- **YOUR TASK**
Could you print all the entries exactly?
____ RECORDS SHOWN
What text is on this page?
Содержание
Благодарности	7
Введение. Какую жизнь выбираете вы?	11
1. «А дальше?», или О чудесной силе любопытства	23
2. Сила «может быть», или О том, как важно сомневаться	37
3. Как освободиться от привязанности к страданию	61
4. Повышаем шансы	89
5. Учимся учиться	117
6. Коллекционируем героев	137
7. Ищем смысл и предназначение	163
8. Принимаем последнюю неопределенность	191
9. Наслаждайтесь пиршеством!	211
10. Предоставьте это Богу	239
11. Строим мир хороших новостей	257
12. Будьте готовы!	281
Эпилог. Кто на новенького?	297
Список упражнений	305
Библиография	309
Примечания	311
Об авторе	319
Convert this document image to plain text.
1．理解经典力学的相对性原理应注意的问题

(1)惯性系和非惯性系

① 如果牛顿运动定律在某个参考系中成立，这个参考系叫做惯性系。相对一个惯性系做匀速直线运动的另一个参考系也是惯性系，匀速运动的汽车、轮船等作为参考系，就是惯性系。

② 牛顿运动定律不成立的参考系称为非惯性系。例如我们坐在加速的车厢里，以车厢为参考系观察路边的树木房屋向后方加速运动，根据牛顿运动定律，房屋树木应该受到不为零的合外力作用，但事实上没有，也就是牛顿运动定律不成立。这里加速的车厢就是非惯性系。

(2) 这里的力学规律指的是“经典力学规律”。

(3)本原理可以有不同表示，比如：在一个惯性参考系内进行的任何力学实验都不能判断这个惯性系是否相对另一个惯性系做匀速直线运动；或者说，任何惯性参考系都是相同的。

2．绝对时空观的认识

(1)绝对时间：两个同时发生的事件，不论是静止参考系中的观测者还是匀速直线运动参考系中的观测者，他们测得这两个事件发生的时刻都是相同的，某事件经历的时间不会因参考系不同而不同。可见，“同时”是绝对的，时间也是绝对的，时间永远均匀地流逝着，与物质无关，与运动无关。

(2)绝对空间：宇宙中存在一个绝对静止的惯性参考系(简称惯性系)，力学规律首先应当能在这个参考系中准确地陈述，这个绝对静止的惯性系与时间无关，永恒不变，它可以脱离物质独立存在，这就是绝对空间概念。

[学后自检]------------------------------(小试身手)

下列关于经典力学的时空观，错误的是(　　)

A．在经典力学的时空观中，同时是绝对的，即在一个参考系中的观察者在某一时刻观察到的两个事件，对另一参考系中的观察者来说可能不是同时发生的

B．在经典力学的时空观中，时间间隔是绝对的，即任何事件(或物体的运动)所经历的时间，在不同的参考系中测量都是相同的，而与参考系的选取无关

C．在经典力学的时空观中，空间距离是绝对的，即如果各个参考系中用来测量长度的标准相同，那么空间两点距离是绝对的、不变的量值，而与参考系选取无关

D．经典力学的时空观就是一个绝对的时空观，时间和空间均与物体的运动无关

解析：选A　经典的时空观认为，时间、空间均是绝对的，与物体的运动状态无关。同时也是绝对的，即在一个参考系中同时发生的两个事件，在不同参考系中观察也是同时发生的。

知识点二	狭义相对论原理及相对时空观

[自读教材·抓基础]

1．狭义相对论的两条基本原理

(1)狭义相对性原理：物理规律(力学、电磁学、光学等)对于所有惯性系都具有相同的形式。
________
- **THE RESPONSE**
What text is on this page?
Содержание
Благодарности	7
Введение. Какую жизнь выбираете вы?	11
1. «А дальше?», или О чудесной силе любопытства	23
2. Сила «может быть», или О том, как важно сомневаться	37
3. Как освободиться от привязанности к страданию	61
4. Повышаем шансы	89
5. Учимся учиться	117
6. Коллекционируем героев	137
7. Ищем смысл и предназначение	163
8. Принимаем последнюю неопределенность	191
9. Наслаждайтесь пиршеством!	211
10. Предоставьте это Богу	239
11. Строим мир хороших новостей	257
12. Будьте готовы!	281
Эпилог. Кто на новенького?	297
Список упражнений	305
Библиография	309
Примечания	311
Об авторе	319
Convert this document image to plain text.
1．理解经典力学的相对性原理应注意的问题

(1)惯性系和非惯性系

① 如果牛顿运动定律在某个参考系中成立，这个参考系叫做惯性系。相对一个惯性系做匀速直线运动的另一个参考系也是惯性系，匀速运动的汽车、轮船等作为参考系，就是惯性系。

② 牛顿运动定律不成立的参考系称为非惯性系。例如我们坐在加速的车厢里，以车厢为参考系观察路边的树木房屋向后方加速运动，根据牛顿运动定律，房屋树木应该受到不为零的合外力作用，但事实上没有，也就是牛顿运动定律不成立。这里加速的车厢就是非惯性系。

(2) 这里的力学规律指的是“经典力学规律”。

(3)本原理可以有不同表示，比如：在一个惯性参考系内进行的任何力学实验都不能判断这个惯性系是否相对另一个惯性系做匀速直线运动；或者说，任何惯性参考系都是相同的。

2．绝对时空观的认识

(1)绝对时间：两个同时发生的事件，不论是静止参考系中的观测者还是匀速直线运动参考系中的观测者，他们测得这两个事件发生的时刻都是相同的，某事件经历的时间不会因参考系不同而不同。可见，“同时”是绝对的，时间也是绝对的，时间永远均匀地流逝着，与物质无关，与运动无关。

(2)绝对空间：宇宙中存在一个绝对静止的惯性参考系(简称惯性系)，力学规律首先应当能在这个参考系中准确地陈述，这个绝对静止的惯性系与时间无关，永恒不变，它可以脱离物质独立存在，这就是绝对空间概念。

[学后自检]------------------------------(小试身手)

下列关于经典力学的时空观，错误的是(　　)

A．在经典力学的时空观中，同时是绝对的，即在一个参考系中的观察者在某一时刻观察到的两个事件，对另一参考系中的观察者来说可能不是同时发生的

B．在经典力学的时空观中，时间间隔是绝对的，即任何事件(或物体的运动)所经历的时间，在不同的参考系中测量都是相同的，而与参考系的选取无关

C．在经典力学的时空观中，空间距离是绝对的，即如果各个参考系中用来测量长度的标准相同，那么空间两点距离是绝对的、不变的量值，而与参考系选取无关

D．经典力学的时空观就是一个绝对的时空观，时间和空间均与物体的运动无关

解析：选A　经典的时空观认为，时间、空间均是绝对的，与物体的运动状态无关。同时也是绝对的，即在一个参考系中同时发生的两个事件，在不同参考系中观察也是同时发生的。

知识点二	狭义相对论原理及相对时空观

[自读教材·抓基础]

1．狭义相对论的两条基本原理

(1)狭义相对性原理：物理规律(力学、电磁学、光学等)对于所有惯性系都具有相同的形式。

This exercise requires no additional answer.